[BEGIN]
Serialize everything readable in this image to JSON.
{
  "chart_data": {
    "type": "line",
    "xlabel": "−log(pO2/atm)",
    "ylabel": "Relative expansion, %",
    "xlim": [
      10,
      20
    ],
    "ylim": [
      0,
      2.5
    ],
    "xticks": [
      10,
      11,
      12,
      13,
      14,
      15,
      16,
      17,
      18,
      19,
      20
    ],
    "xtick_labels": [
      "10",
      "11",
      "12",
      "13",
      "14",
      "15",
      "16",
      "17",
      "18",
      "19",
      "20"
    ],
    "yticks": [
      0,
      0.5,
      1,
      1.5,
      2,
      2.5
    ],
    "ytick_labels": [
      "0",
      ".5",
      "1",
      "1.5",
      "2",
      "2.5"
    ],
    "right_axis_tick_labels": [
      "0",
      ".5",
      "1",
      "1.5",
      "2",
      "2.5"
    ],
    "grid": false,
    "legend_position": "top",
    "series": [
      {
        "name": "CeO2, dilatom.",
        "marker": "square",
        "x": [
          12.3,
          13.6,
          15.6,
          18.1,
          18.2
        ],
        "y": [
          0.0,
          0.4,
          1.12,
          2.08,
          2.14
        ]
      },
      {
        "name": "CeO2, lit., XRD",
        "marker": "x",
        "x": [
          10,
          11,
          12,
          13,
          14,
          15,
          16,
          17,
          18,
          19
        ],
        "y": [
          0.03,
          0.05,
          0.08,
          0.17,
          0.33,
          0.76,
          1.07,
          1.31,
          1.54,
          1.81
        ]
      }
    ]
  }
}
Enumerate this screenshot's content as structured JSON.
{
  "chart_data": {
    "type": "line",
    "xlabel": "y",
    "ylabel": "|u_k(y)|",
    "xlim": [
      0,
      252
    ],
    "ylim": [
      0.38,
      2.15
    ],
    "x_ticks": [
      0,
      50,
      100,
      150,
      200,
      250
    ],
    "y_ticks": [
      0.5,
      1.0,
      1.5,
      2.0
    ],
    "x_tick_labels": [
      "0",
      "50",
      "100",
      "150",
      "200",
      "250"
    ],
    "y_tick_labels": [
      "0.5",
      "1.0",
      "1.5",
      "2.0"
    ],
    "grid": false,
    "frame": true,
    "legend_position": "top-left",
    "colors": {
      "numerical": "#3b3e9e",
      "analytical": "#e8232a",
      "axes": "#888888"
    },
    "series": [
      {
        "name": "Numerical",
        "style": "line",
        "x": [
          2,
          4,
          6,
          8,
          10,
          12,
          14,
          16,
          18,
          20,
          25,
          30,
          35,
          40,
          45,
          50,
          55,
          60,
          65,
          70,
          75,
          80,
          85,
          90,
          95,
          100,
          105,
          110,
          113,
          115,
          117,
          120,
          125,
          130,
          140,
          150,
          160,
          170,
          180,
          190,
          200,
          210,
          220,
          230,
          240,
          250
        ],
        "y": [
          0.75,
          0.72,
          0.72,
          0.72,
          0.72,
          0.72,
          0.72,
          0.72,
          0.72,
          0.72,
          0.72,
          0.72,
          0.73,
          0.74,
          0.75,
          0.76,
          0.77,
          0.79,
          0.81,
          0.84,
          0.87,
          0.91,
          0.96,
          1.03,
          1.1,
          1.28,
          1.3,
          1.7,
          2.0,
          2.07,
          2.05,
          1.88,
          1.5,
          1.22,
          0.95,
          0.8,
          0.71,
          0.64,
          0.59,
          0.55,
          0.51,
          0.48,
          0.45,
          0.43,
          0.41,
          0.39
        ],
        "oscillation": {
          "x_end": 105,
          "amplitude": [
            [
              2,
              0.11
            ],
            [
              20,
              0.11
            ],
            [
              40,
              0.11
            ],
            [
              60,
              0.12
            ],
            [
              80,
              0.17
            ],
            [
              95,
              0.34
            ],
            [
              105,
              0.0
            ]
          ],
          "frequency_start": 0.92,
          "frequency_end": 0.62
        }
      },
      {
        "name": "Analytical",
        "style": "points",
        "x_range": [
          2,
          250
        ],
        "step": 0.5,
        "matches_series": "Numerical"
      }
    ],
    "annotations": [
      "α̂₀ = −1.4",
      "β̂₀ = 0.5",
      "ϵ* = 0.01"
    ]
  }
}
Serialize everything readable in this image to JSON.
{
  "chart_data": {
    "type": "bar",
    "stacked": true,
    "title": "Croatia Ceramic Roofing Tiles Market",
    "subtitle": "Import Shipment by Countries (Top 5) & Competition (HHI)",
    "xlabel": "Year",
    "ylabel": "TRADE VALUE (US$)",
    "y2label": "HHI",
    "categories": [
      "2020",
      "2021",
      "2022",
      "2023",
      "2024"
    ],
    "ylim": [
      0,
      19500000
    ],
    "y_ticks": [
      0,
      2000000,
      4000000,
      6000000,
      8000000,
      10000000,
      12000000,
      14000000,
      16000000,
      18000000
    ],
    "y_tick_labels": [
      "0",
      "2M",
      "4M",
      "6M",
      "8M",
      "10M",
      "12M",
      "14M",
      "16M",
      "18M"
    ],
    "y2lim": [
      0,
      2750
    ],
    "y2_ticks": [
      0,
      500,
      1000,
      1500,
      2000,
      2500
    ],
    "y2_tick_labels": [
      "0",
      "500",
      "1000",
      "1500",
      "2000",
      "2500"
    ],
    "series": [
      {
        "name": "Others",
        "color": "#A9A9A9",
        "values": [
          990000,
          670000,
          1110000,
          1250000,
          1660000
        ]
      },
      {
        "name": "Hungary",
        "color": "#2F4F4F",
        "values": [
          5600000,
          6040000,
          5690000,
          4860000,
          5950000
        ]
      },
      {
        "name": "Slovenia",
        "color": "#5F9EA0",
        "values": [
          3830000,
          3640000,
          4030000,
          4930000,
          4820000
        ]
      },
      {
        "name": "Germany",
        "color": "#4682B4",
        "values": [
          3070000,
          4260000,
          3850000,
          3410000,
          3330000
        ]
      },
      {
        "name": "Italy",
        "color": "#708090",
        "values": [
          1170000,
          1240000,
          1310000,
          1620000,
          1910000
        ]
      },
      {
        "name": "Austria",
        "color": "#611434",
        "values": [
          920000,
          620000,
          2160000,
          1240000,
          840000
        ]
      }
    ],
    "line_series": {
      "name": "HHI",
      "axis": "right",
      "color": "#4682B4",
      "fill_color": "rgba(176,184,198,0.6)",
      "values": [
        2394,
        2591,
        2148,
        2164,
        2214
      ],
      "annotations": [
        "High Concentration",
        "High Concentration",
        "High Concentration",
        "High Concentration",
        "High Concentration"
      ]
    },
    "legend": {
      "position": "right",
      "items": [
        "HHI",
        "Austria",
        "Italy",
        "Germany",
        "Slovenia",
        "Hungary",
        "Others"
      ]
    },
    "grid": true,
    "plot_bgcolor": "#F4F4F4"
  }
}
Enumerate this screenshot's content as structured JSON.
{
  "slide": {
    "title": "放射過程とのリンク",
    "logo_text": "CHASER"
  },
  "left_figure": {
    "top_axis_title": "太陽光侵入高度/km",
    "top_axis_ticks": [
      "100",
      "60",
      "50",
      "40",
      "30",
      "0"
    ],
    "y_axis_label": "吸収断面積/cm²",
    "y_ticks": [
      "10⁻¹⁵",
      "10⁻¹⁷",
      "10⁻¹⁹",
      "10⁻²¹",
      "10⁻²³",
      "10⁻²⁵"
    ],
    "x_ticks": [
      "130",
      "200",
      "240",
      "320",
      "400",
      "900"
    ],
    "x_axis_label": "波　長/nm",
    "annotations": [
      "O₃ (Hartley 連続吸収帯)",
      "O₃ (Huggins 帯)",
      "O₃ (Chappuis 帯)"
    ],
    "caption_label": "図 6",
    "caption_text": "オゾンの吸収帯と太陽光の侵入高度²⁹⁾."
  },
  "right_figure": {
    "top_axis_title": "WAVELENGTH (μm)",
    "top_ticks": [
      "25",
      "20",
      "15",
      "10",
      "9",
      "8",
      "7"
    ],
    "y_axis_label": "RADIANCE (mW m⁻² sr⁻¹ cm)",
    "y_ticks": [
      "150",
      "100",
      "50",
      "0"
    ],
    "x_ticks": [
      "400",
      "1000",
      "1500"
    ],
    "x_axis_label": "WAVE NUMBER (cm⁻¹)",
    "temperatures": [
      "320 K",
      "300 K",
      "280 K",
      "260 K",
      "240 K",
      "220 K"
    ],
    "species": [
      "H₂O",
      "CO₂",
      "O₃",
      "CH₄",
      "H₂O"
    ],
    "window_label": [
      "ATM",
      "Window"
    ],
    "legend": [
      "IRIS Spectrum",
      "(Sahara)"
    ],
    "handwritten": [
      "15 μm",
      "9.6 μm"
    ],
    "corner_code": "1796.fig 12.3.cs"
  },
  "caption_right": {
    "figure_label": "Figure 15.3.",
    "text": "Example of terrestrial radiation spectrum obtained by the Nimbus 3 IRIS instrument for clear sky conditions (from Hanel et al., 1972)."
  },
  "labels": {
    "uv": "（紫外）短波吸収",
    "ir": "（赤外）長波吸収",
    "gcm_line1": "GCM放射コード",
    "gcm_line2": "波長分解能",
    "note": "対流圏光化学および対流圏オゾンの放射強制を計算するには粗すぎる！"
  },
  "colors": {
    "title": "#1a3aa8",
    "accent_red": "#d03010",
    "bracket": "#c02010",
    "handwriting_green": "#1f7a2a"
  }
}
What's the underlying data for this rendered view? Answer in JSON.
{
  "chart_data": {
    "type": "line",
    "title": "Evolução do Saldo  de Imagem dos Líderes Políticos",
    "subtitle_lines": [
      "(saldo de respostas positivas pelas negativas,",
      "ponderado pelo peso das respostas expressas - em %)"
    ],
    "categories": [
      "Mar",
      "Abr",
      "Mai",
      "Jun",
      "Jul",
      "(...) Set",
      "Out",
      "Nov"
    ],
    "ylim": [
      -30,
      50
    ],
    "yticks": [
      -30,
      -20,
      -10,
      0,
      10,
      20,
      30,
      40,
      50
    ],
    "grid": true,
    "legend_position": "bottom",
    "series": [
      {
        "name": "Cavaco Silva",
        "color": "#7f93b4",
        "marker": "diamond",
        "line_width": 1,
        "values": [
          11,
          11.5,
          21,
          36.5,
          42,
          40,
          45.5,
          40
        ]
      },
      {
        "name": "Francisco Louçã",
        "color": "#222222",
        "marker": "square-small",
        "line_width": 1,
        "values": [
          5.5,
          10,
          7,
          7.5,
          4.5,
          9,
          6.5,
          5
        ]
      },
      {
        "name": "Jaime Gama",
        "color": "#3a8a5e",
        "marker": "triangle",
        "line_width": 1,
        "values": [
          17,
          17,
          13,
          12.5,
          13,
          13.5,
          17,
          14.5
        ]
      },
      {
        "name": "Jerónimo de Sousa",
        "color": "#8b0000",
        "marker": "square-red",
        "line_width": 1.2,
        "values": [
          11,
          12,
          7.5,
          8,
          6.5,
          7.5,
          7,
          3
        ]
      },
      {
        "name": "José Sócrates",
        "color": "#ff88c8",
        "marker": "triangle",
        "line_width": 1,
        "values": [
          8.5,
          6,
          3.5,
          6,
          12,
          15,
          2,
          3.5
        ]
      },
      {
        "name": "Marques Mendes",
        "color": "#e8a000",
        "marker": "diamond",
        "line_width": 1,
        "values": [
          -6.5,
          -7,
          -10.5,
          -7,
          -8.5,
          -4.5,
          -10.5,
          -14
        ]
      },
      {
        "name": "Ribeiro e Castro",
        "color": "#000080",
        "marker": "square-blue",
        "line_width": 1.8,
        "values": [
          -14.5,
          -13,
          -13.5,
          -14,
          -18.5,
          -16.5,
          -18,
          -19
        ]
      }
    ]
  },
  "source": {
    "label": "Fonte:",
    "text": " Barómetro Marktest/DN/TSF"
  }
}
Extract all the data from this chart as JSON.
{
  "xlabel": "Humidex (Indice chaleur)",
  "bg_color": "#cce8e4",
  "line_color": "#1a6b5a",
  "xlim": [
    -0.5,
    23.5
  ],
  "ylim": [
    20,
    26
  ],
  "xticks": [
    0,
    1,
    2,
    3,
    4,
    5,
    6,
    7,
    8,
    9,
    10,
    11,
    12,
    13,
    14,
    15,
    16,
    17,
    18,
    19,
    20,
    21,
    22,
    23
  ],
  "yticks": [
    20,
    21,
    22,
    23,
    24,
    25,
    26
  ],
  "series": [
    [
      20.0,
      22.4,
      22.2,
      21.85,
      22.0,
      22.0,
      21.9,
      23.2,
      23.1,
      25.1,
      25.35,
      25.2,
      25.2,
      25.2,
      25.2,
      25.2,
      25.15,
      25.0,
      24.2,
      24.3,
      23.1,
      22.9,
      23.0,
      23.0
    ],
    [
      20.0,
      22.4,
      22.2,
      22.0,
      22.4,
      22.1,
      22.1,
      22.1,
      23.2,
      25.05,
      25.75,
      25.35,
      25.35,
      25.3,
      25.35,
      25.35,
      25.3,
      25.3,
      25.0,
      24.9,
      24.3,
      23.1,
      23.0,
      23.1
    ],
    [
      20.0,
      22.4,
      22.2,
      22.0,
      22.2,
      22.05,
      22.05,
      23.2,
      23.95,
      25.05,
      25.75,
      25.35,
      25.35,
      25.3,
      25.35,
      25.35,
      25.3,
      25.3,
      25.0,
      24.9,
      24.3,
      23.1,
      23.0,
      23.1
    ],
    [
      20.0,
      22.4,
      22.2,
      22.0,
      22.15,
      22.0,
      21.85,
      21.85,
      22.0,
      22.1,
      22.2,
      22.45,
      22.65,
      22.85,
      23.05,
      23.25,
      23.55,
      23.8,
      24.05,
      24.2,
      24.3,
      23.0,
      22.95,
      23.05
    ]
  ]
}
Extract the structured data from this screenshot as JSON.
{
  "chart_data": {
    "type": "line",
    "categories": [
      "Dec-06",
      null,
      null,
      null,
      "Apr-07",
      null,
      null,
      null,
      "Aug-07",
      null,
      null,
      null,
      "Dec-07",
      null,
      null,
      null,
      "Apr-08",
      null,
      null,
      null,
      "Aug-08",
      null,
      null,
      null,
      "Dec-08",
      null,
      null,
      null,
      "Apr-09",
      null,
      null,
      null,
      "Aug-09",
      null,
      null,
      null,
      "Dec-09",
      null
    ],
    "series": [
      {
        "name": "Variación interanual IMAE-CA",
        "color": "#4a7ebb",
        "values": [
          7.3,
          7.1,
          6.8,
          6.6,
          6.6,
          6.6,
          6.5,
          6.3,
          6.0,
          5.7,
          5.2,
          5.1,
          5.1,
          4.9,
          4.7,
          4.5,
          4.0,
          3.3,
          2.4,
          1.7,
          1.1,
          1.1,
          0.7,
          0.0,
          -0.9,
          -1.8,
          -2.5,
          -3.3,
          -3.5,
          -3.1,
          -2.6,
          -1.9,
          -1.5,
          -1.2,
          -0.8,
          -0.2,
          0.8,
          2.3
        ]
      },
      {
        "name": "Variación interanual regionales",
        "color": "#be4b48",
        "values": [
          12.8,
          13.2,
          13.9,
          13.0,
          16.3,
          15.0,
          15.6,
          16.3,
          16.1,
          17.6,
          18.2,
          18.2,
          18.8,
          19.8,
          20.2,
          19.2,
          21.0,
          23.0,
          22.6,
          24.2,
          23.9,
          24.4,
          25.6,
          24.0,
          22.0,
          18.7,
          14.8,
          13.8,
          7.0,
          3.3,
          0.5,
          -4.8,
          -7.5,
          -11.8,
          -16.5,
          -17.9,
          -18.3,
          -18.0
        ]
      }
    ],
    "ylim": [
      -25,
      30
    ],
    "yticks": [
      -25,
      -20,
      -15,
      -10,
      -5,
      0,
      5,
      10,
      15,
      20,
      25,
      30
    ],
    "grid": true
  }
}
[END]
Tally up the lines holding the word "respostas" in the data above, and answer with that figure only.

2